_Dokumentauszug_.
- - - - - - -
Attentäter Anis Amri: Zuerst Sprengstoffanschlag geplant

Der Attentäter vom Berliner Breitscheidplatz wollte zuerst eine andere Art von Anschlag begehen. Das geht aus neuen Ermittlungsergebnissen hervor.

Polizisten am Breitscheidplatz in Berlin

Anis Amri raste mit einem LKW in den Weihnachtsmarkt am Breitscheidplatz Foto: imago/Christian Mang

BERLIN taz | Anis Amri, der Attentäter vom Berliner Breitscheidplatz, plante offenbar zuerst einen Sprengstoffanschlag. Das Vorhaben soll er zusammen mit zwei Islamisten, dem Franzosen Clement B. und dem Russen Magomed C., im Spätsommer 2016 geschmiedet haben. Das geht aus einem aktuellen Bericht der Bundesanwaltschaft hervor, der der taz vorliegt.

Für ihren Plan wollten Amri und seine zwei Komplizen offenbar den hochexplosiven Sprengstoff TATP verwenden. Wo und wann genau die Tat geschehen sollte, konnte bisher nicht „konkretisiert“ werden, notiert die Bundesanwaltschaft. Den Bericht zu diesem Ermittlungsergebnis verfasste die Behörde diese Woche.
- - - - - - -
_Erfasste Daten_.

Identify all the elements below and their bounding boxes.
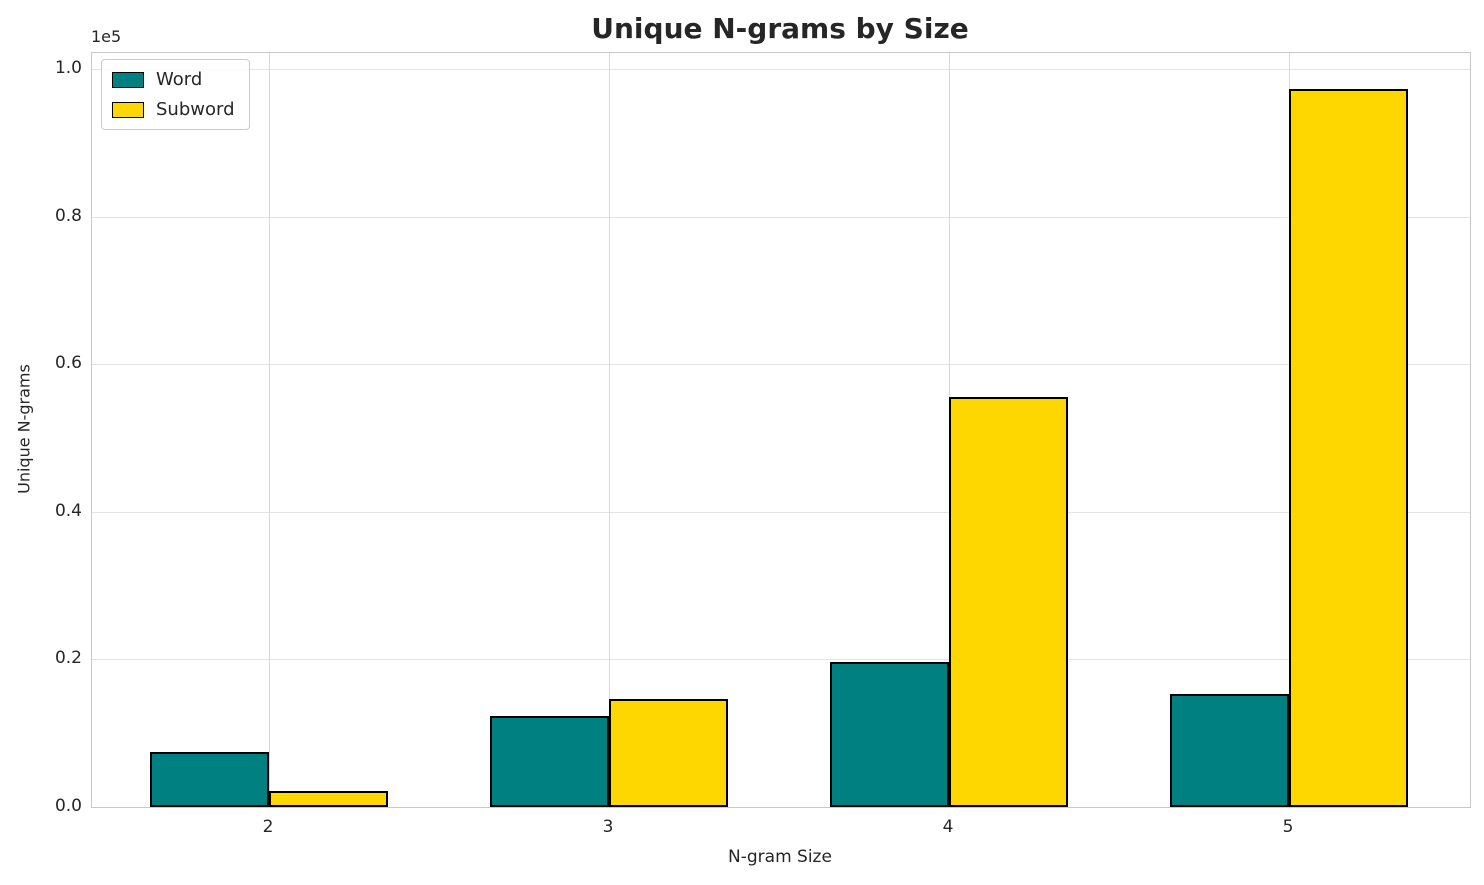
y-tick-label: 0.4 [54, 500, 82, 521]
x-tick-label: 4 [942, 817, 954, 837]
y-axis-label: Unique N-grams [14, 364, 34, 494]
y-axis-scale-offset-label: 1e5 [91, 27, 122, 46]
y-tick-label: 0.8 [54, 205, 82, 226]
y-tick-label: 1.0 [54, 58, 82, 79]
legend-item-word: Word [112, 69, 235, 90]
y-gridline [92, 216, 1470, 218]
y-gridline [92, 659, 1470, 661]
x-gridline [609, 53, 610, 807]
word-bar-ngram-4 [830, 662, 949, 807]
x-tick-label: 3 [602, 817, 614, 837]
legend-label: Subword [156, 99, 235, 120]
y-tick-label: 0.0 [54, 796, 82, 816]
legend-swatch-icon [112, 101, 144, 118]
x-axis-label: N-gram Size [728, 847, 832, 867]
y-tick-label: 0.2 [54, 648, 82, 669]
y-gridline [92, 511, 1470, 513]
subword-bar-ngram-3 [609, 699, 728, 807]
legend: Word Subword [101, 59, 250, 130]
x-gridline [269, 53, 270, 807]
word-bar-ngram-5 [1170, 694, 1289, 807]
y-gridline [92, 69, 1470, 71]
legend-item-subword: Subword [112, 99, 235, 120]
x-tick-label: 2 [262, 817, 274, 837]
x-tick-label: 5 [1282, 817, 1294, 837]
y-tick-label: 0.6 [54, 353, 82, 374]
subword-bar-ngram-4 [949, 396, 1068, 807]
plot-area: Word Subword [91, 52, 1471, 808]
chart-title: Unique N-grams by Size [591, 12, 969, 45]
subword-bar-ngram-5 [1289, 89, 1408, 807]
legend-swatch-icon [112, 71, 144, 88]
legend-label: Word [156, 69, 203, 90]
word-bar-ngram-2 [150, 751, 269, 807]
y-gridline [92, 364, 1470, 366]
word-bar-ngram-3 [490, 715, 609, 807]
subword-bar-ngram-2 [269, 790, 388, 807]
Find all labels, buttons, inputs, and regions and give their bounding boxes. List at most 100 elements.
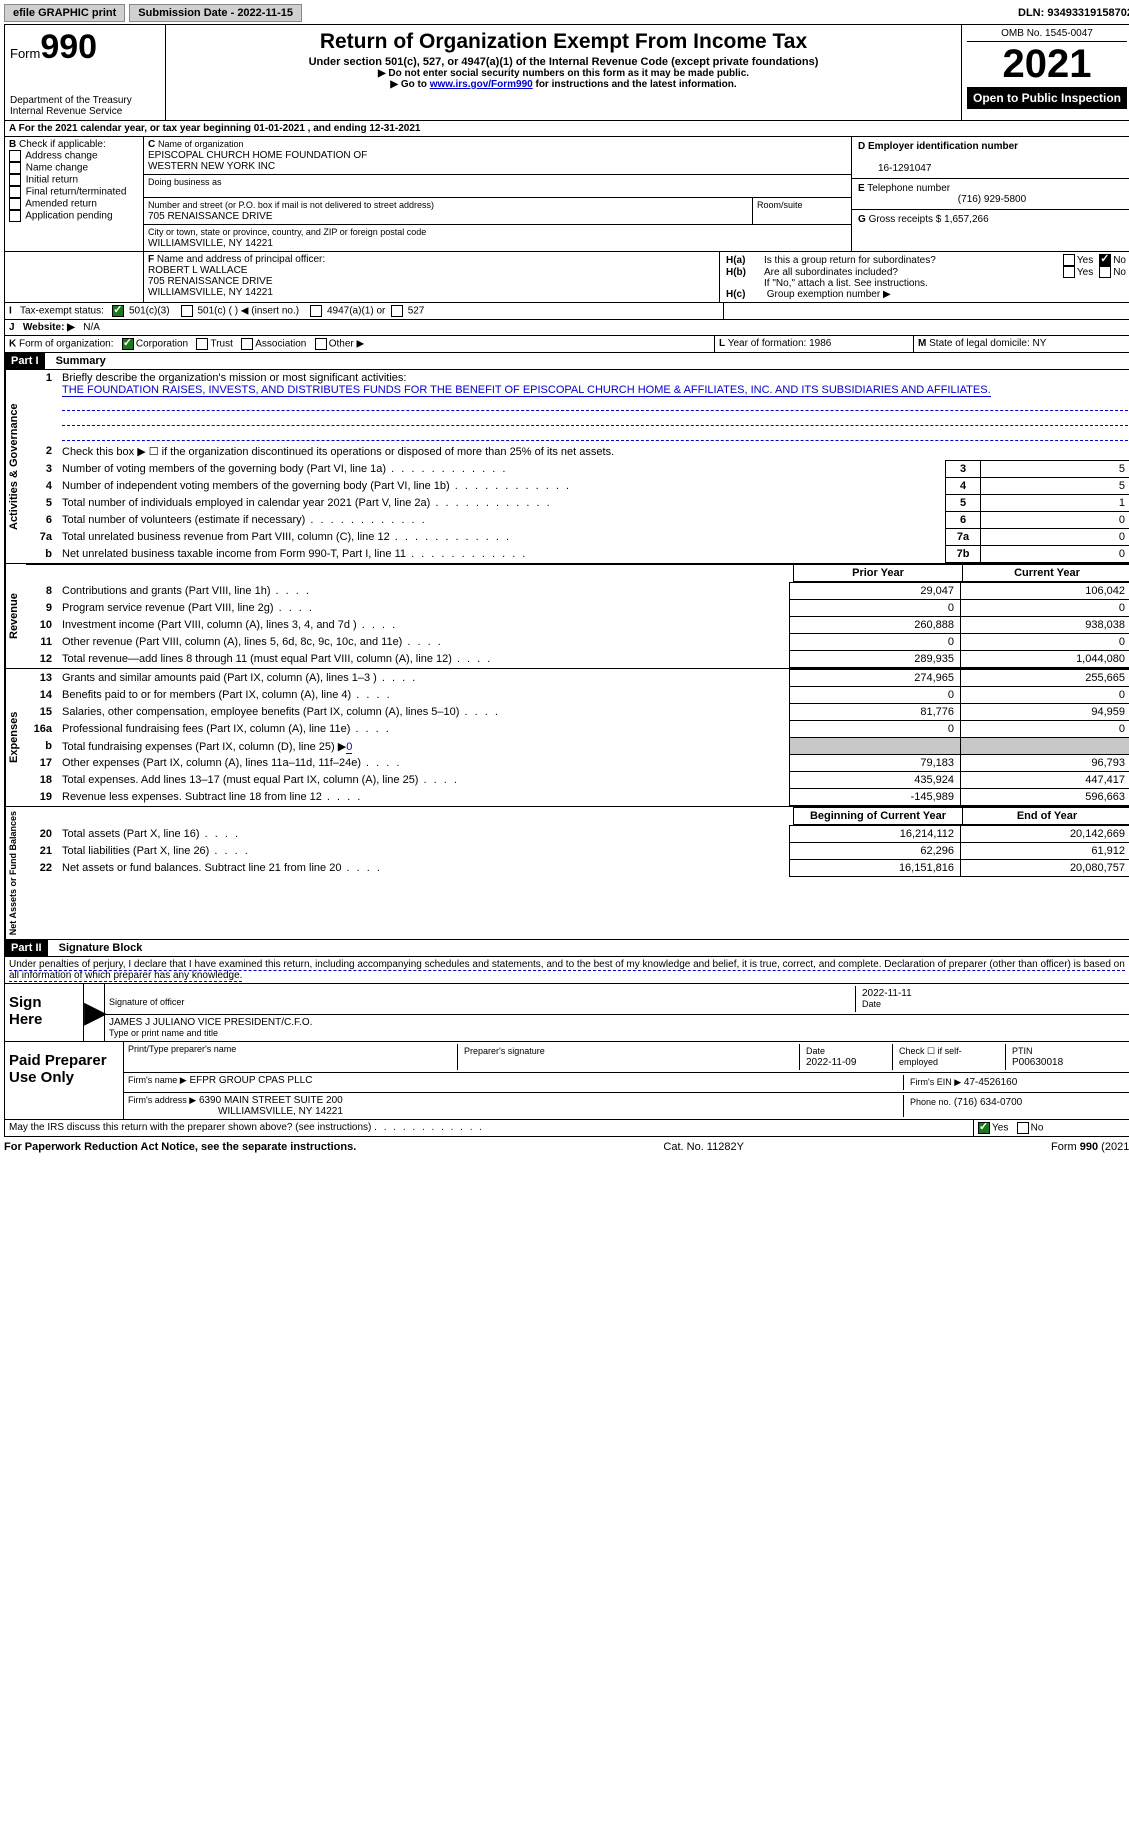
- box-b-prefix: B: [9, 139, 16, 150]
- line-20-py: 16,214,112: [790, 826, 961, 843]
- line-22-desc: Net assets or fund balances. Subtract li…: [62, 862, 341, 874]
- line-11-desc: Other revenue (Part VIII, column (A), li…: [62, 636, 402, 648]
- line-7a-val: 0: [981, 529, 1129, 546]
- sig-date: 2022-11-11: [862, 988, 912, 999]
- k-trust-checkbox[interactable]: [196, 338, 208, 350]
- street-value: 705 RENAISSANCE DRIVE: [148, 211, 273, 222]
- box-k-prefix: K: [9, 339, 16, 350]
- hb-no-checkbox[interactable]: [1099, 266, 1111, 278]
- line-5-val: 1: [981, 495, 1129, 512]
- ha-yes-checkbox[interactable]: [1063, 254, 1075, 266]
- line-6-val: 0: [981, 512, 1129, 529]
- paid-r3b-label: Phone no.: [910, 1097, 951, 1107]
- ha-no-checkbox[interactable]: [1099, 254, 1111, 266]
- boxb-check-3[interactable]: [9, 186, 21, 198]
- line-21-py: 62,296: [790, 843, 961, 860]
- boxb-check-4[interactable]: [9, 198, 21, 210]
- line-13-desc: Grants and similar amounts paid (Part IX…: [62, 672, 377, 684]
- officer-city: WILLIAMSVILLE, NY 14221: [148, 287, 273, 298]
- dba-label: Doing business as: [148, 177, 222, 187]
- box-e-prefix: E: [858, 183, 865, 194]
- line-16a-cy: 0: [961, 721, 1129, 738]
- box-hc-prefix: H(c): [726, 289, 764, 300]
- footer-right-form: 990: [1080, 1141, 1098, 1153]
- paid-r3-val2: WILLIAMSVILLE, NY 14221: [128, 1106, 343, 1117]
- website-value: N/A: [83, 322, 100, 333]
- box-m-label: State of legal domicile:: [929, 338, 1030, 349]
- line-5-desc: Total number of individuals employed in …: [62, 497, 430, 509]
- line-10-cy: 938,038: [961, 617, 1129, 634]
- boxb-check-2[interactable]: [9, 174, 21, 186]
- line-17-cy: 96,793: [961, 755, 1129, 772]
- paid-r1c4: Check ☐ if self-employed: [899, 1046, 962, 1067]
- k-opt-0: Corporation: [136, 339, 188, 350]
- line-12-cy: 1,044,080: [961, 651, 1129, 668]
- line-17-py: 79,183: [790, 755, 961, 772]
- line-18-py: 435,924: [790, 772, 961, 789]
- k-opt-2: Association: [255, 339, 306, 350]
- k-other-checkbox[interactable]: [315, 338, 327, 350]
- discuss-yes-checkbox[interactable]: [978, 1122, 990, 1134]
- box-i-prefix: I: [9, 306, 12, 317]
- side-activities-governance: Activities & Governance: [5, 370, 26, 563]
- line-b-val: 0: [981, 546, 1129, 563]
- side-revenue: Revenue: [5, 564, 26, 668]
- line1-text: THE FOUNDATION RAISES, INVESTS, AND DIST…: [62, 384, 991, 397]
- boxb-item-3: Final return/terminated: [26, 187, 127, 198]
- line-18-cy: 447,417: [961, 772, 1129, 789]
- i-527-checkbox[interactable]: [391, 305, 403, 317]
- line-10-desc: Investment income (Part VIII, column (A)…: [62, 619, 357, 631]
- k-assoc-checkbox[interactable]: [241, 338, 253, 350]
- line-3-desc: Number of voting members of the governin…: [62, 463, 386, 475]
- line-13-py: 274,965: [790, 670, 961, 687]
- line-4-box: 4: [946, 478, 981, 495]
- k-corp-checkbox[interactable]: [122, 338, 134, 350]
- dept-irs: Internal Revenue Service: [10, 106, 160, 117]
- box-g-prefix: G: [858, 214, 866, 225]
- box-l-label: Year of formation:: [728, 338, 807, 349]
- k-opt-1: Trust: [210, 339, 232, 350]
- boxb-check-1[interactable]: [9, 162, 21, 174]
- box-ha-label: Is this a group return for subordinates?: [764, 255, 1063, 266]
- submission-date-button[interactable]: Submission Date - 2022-11-15: [129, 4, 302, 22]
- hb-yes: Yes: [1077, 267, 1093, 278]
- footer-mid: Cat. No. 11282Y: [663, 1141, 744, 1153]
- instruction-goto-post: for instructions and the latest informat…: [533, 79, 737, 90]
- open-to-public: Open to Public Inspection: [967, 87, 1127, 109]
- box-l-prefix: L: [719, 338, 725, 349]
- line-19-cy: 596,663: [961, 789, 1129, 806]
- paid-r3-val1: 6390 MAIN STREET SUITE 200: [199, 1095, 343, 1106]
- discuss-no-checkbox[interactable]: [1017, 1122, 1029, 1134]
- line-22-py: 16,151,816: [790, 860, 961, 877]
- col-end: End of Year: [963, 808, 1129, 825]
- form990-link[interactable]: www.irs.gov/Form990: [430, 79, 533, 90]
- city-value: WILLIAMSVILLE, NY 14221: [148, 238, 273, 249]
- line-15-py: 81,776: [790, 704, 961, 721]
- boxb-check-5[interactable]: [9, 210, 21, 222]
- period-pre: For the 2021 calendar year, or tax year …: [19, 123, 254, 134]
- box-hb-prefix: H(b): [726, 267, 764, 278]
- boxb-item-1: Name change: [26, 163, 88, 174]
- line-19-desc: Revenue less expenses. Subtract line 18 …: [62, 791, 322, 803]
- line-14-cy: 0: [961, 687, 1129, 704]
- sig-name: JAMES J JULIANO VICE PRESIDENT/C.F.O.: [109, 1017, 312, 1028]
- i-4947-checkbox[interactable]: [310, 305, 322, 317]
- box-k-label: Form of organization:: [19, 339, 114, 350]
- dept-treasury: Department of the Treasury: [10, 95, 160, 106]
- efile-print-button[interactable]: efile GRAPHIC print: [4, 4, 125, 22]
- line-20-cy: 20,142,669: [961, 826, 1129, 843]
- footer-right-post: (2021): [1098, 1141, 1129, 1153]
- box-g-label: Gross receipts $: [869, 214, 942, 225]
- boxb-item-4: Amended return: [25, 199, 97, 210]
- boxb-item-5: Application pending: [25, 211, 112, 222]
- i-501c3-checkbox[interactable]: [112, 305, 124, 317]
- i-501c-checkbox[interactable]: [181, 305, 193, 317]
- officer-name: ROBERT L WALLACE: [148, 265, 247, 276]
- boxb-check-0[interactable]: [9, 150, 21, 162]
- line-5-box: 5: [946, 495, 981, 512]
- col-current-year: Current Year: [963, 565, 1129, 582]
- hb-yes-checkbox[interactable]: [1063, 266, 1075, 278]
- side-net-assets: Net Assets or Fund Balances: [5, 807, 26, 939]
- boxb-item-2: Initial return: [26, 175, 78, 186]
- form-number: 990: [40, 28, 97, 66]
- - - - - - -
_Aufgabenstellung_. Gib den Abschnitt von „Der Attentäter vom Berliner Breitscheidplatz wollte“ bis „der taz vorliegt.“ aus dem Artikel über Anis Amri unverändert wieder.

_Ergebnis der Übung_.
Der Attentäter vom Berliner Breitscheidplatz wollte zuerst eine andere Art von Anschlag begehen. Das geht aus neuen Ermittlungsergebnissen hervor.

Polizisten am Breitscheidplatz in Berlin

Anis Amri raste mit einem LKW in den Weihnachtsmarkt am Breitscheidplatz Foto: imago/Christian Mang

BERLIN taz | Anis Amri, der Attentäter vom Berliner Breitscheidplatz, plante offenbar zuerst einen Sprengstoffanschlag. Das Vorhaben soll er zusammen mit zwei Islamisten, dem Franzosen Clement B. und dem Russen Magomed C., im Spätsommer 2016 geschmiedet haben. Das geht aus einem aktuellen Bericht der Bundesanwaltschaft hervor, der der taz vorliegt.